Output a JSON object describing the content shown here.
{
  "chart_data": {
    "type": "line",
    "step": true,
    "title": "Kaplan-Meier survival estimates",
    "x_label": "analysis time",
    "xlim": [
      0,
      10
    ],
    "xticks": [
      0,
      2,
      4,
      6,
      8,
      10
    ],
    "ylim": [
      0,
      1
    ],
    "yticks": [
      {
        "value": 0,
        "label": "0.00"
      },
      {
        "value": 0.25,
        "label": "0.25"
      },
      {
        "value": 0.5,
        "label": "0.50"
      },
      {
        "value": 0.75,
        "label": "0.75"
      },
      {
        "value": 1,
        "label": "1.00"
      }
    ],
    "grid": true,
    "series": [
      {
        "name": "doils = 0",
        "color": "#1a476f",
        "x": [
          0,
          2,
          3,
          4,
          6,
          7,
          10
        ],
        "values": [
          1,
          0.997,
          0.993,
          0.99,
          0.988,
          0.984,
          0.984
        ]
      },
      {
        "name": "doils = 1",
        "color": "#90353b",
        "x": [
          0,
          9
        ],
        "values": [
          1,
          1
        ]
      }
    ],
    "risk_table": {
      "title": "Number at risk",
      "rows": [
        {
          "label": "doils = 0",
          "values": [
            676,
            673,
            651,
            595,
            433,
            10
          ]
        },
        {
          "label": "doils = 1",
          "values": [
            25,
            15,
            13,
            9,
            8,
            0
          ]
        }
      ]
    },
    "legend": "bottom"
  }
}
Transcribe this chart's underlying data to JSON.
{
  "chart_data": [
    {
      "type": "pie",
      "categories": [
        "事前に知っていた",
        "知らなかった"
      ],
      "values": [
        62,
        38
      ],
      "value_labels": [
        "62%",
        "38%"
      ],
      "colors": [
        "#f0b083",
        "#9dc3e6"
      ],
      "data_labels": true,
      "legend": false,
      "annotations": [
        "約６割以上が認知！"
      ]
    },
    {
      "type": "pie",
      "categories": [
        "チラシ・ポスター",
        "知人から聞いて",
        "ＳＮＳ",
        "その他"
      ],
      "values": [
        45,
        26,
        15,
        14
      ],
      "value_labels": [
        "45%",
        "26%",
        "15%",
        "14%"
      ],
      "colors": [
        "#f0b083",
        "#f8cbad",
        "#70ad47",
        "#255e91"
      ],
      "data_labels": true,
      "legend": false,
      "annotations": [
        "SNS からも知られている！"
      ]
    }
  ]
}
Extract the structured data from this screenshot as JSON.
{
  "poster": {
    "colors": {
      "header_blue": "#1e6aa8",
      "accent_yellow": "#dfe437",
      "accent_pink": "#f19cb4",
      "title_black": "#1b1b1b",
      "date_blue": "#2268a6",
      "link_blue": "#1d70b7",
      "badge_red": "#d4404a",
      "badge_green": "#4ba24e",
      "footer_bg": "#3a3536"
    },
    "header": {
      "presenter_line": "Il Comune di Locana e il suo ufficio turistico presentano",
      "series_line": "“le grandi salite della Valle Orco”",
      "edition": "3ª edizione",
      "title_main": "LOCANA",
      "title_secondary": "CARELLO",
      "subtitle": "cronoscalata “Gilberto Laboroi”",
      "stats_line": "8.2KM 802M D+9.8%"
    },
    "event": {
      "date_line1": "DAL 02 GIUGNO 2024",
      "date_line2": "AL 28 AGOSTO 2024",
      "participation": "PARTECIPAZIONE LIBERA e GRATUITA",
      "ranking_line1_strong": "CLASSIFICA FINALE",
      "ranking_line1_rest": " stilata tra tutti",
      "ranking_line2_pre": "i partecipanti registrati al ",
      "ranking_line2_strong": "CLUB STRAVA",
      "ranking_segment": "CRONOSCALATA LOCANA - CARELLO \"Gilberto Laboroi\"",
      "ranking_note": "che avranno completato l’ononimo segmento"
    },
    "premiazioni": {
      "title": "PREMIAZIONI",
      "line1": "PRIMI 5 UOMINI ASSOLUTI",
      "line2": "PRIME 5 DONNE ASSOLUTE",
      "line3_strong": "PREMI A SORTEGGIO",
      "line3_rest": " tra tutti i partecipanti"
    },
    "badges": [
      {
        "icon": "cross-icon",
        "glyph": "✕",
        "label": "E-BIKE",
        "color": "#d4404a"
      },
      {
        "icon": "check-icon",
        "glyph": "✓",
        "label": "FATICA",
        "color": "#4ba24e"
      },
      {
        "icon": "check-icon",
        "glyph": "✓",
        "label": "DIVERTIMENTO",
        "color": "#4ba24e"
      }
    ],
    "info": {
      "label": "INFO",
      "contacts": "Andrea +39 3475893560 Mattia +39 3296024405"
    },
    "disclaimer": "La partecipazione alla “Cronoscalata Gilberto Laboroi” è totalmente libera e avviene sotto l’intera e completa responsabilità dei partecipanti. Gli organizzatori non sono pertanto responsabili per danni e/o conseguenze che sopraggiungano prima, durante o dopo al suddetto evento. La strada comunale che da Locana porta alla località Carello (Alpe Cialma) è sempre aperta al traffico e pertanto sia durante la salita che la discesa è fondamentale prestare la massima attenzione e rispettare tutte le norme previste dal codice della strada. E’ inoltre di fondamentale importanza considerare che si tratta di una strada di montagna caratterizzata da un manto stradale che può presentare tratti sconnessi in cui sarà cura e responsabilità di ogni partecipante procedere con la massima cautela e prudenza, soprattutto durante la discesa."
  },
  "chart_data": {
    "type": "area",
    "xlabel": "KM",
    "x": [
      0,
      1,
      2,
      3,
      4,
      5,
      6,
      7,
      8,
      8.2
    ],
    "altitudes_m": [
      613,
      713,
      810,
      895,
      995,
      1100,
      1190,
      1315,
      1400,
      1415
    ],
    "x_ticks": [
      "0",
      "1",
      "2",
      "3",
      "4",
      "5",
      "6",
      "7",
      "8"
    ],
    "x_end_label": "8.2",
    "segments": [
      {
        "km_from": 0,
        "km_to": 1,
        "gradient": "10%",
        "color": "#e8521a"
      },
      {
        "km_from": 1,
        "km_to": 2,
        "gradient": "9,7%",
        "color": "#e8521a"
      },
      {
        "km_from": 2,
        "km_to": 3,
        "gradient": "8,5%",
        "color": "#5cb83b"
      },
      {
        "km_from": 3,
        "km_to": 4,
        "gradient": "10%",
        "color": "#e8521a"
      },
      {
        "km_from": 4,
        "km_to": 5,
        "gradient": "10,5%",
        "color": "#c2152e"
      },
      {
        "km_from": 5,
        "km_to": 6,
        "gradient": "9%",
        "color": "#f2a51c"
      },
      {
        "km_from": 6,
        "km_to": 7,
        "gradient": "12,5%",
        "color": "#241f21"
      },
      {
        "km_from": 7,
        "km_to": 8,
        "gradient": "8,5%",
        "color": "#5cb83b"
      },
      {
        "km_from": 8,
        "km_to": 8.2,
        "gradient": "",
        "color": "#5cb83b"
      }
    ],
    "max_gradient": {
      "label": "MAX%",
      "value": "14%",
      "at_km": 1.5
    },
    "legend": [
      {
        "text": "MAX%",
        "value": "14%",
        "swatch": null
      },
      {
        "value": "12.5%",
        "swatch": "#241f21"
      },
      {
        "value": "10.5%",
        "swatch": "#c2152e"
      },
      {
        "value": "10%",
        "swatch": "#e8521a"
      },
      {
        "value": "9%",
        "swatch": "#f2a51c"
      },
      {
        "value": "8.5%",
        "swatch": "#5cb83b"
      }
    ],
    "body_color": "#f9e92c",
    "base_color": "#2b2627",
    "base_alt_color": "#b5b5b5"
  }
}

The exercise » All of the data needs to be reproduced exactly, with no line missing.

In response »
Output a JSON object describing the content shown here.
{
  "chart_data": {
    "type": "line",
    "step": true,
    "title": "Kaplan-Meier survival estimates",
    "x_label": "analysis time",
    "xlim": [
      0,
      10
    ],
    "xticks": [
      0,
      2,
      4,
      6,
      8,
      10
    ],
    "ylim": [
      0,
      1
    ],
    "yticks": [
      {
        "value": 0,
        "label": "0.00"
      },
      {
        "value": 0.25,
        "label": "0.25"
      },
      {
        "value": 0.5,
        "label": "0.50"
      },
      {
        "value": 0.75,
        "label": "0.75"
      },
      {
        "value": 1,
        "label": "1.00"
      }
    ],
    "grid": true,
    "series": [
      {
        "name": "doils = 0",
        "color": "#1a476f",
        "x": [
          0,
          2,
          3,
          4,
          6,
          7,
          10
        ],
        "values": [
          1,
          0.997,
          0.993,
          0.99,
          0.988,
          0.984,
          0.984
        ]
      },
      {
        "name": "doils = 1",
        "color": "#90353b",
        "x": [
          0,
          9
        ],
        "values": [
          1,
          1
        ]
      }
    ],
    "risk_table": {
      "title": "Number at risk",
      "rows": [
        {
          "label": "doils = 0",
          "values": [
            676,
            673,
            651,
            595,
            433,
            10
          ]
        },
        {
          "label": "doils = 1",
          "values": [
            25,
            15,
            13,
            9,
            8,
            0
          ]
        }
      ]
    },
    "legend": "bottom"
  }
}
Transcribe this chart's underlying data to JSON.
{
  "chart_data": [
    {
      "type": "pie",
      "categories": [
        "事前に知っていた",
        "知らなかった"
      ],
      "values": [
        62,
        38
      ],
      "value_labels": [
        "62%",
        "38%"
      ],
      "colors": [
        "#f0b083",
        "#9dc3e6"
      ],
      "data_labels": true,
      "legend": false,
      "annotations": [
        "約６割以上が認知！"
      ]
    },
    {
      "type": "pie",
      "categories": [
        "チラシ・ポスター",
        "知人から聞いて",
        "ＳＮＳ",
        "その他"
      ],
      "values": [
        45,
        26,
        15,
        14
      ],
      "value_labels": [
        "45%",
        "26%",
        "15%",
        "14%"
      ],
      "colors": [
        "#f0b083",
        "#f8cbad",
        "#70ad47",
        "#255e91"
      ],
      "data_labels": true,
      "legend": false,
      "annotations": [
        "SNS からも知られている！"
      ]
    }
  ]
}
Extract the structured data from this screenshot as JSON.
{
  "poster": {
    "colors": {
      "header_blue": "#1e6aa8",
      "accent_yellow": "#dfe437",
      "accent_pink": "#f19cb4",
      "title_black": "#1b1b1b",
      "date_blue": "#2268a6",
      "link_blue": "#1d70b7",
      "badge_red": "#d4404a",
      "badge_green": "#4ba24e",
      "footer_bg": "#3a3536"
    },
    "header": {
      "presenter_line": "Il Comune di Locana e il suo ufficio turistico presentano",
      "series_line": "“le grandi salite della Valle Orco”",
      "edition": "3ª edizione",
      "title_main": "LOCANA",
      "title_secondary": "CARELLO",
      "subtitle": "cronoscalata “Gilberto Laboroi”",
      "stats_line": "8.2KM 802M D+9.8%"
    },
    "event": {
      "date_line1": "DAL 02 GIUGNO 2024",
      "date_line2": "AL 28 AGOSTO 2024",
      "participation": "PARTECIPAZIONE LIBERA e GRATUITA",
      "ranking_line1_strong": "CLASSIFICA FINALE",
      "ranking_line1_rest": " stilata tra tutti",
      "ranking_line2_pre": "i partecipanti registrati al ",
      "ranking_line2_strong": "CLUB STRAVA",
      "ranking_segment": "CRONOSCALATA LOCANA - CARELLO \"Gilberto Laboroi\"",
      "ranking_note": "che avranno completato l’ononimo segmento"
    },
    "premiazioni": {
      "title": "PREMIAZIONI",
      "line1": "PRIMI 5 UOMINI ASSOLUTI",
      "line2": "PRIME 5 DONNE ASSOLUTE",
      "line3_strong": "PREMI A SORTEGGIO",
      "line3_rest": " tra tutti i partecipanti"
    },
    "badges": [
      {
        "icon": "cross-icon",
        "glyph": "✕",
        "label": "E-BIKE",
        "color": "#d4404a"
      },
      {
        "icon": "check-icon",
        "glyph": "✓",
        "label": "FATICA",
        "color": "#4ba24e"
      },
      {
        "icon": "check-icon",
        "glyph": "✓",
        "label": "DIVERTIMENTO",
        "color": "#4ba24e"
      }
    ],
    "info": {
      "label": "INFO",
      "contacts": "Andrea +39 3475893560 Mattia +39 3296024405"
    },
    "disclaimer": "La partecipazione alla “Cronoscalata Gilberto Laboroi” è totalmente libera e avviene sotto l’intera e completa responsabilità dei partecipanti. Gli organizzatori non sono pertanto responsabili per danni e/o conseguenze che sopraggiungano prima, durante o dopo al suddetto evento. La strada comunale che da Locana porta alla località Carello (Alpe Cialma) è sempre aperta al traffico e pertanto sia durante la salita che la discesa è fondamentale prestare la massima attenzione e rispettare tutte le norme previste dal codice della strada. E’ inoltre di fondamentale importanza considerare che si tratta di una strada di montagna caratterizzata da un manto stradale che può presentare tratti sconnessi in cui sarà cura e responsabilità di ogni partecipante procedere con la massima cautela e prudenza, soprattutto durante la discesa."
  },
  "chart_data": {
    "type": "area",
    "xlabel": "KM",
    "x": [
      0,
      1,
      2,
      3,
      4,
      5,
      6,
      7,
      8,
      8.2
    ],
    "altitudes_m": [
      613,
      713,
      810,
      895,
      995,
      1100,
      1190,
      1315,
      1400,
      1415
    ],
    "x_ticks": [
      "0",
      "1",
      "2",
      "3",
      "4",
      "5",
      "6",
      "7",
      "8"
    ],
    "x_end_label": "8.2",
    "segments": [
      {
        "km_from": 0,
        "km_to": 1,
        "gradient": "10%",
        "color": "#e8521a"
      },
      {
        "km_from": 1,
        "km_to": 2,
        "gradient": "9,7%",
        "color": "#e8521a"
      },
      {
        "km_from": 2,
        "km_to": 3,
        "gradient": "8,5%",
        "color": "#5cb83b"
      },
      {
        "km_from": 3,
        "km_to": 4,
        "gradient": "10%",
        "color": "#e8521a"
      },
      {
        "km_from": 4,
        "km_to": 5,
        "gradient": "10,5%",
        "color": "#c2152e"
      },
      {
        "km_from": 5,
        "km_to": 6,
        "gradient": "9%",
        "color": "#f2a51c"
      },
      {
        "km_from": 6,
        "km_to": 7,
        "gradient": "12,5%",
        "color": "#241f21"
      },
      {
        "km_from": 7,
        "km_to": 8,
        "gradient": "8,5%",
        "color": "#5cb83b"
      },
      {
        "km_from": 8,
        "km_to": 8.2,
        "gradient": "",
        "color": "#5cb83b"
      }
    ],
    "max_gradient": {
      "label": "MAX%",
      "value": "14%",
      "at_km": 1.5
    },
    "legend": [
      {
        "text": "MAX%",
        "value": "14%",
        "swatch": null
      },
      {
        "value": "12.5%",
        "swatch": "#241f21"
      },
      {
        "value": "10.5%",
        "swatch": "#c2152e"
      },
      {
        "value": "10%",
        "swatch": "#e8521a"
      },
      {
        "value": "9%",
        "swatch": "#f2a51c"
      },
      {
        "value": "8.5%",
        "swatch": "#5cb83b"
      }
    ],
    "body_color": "#f9e92c",
    "base_color": "#2b2627",
    "base_alt_color": "#b5b5b5"
  }
}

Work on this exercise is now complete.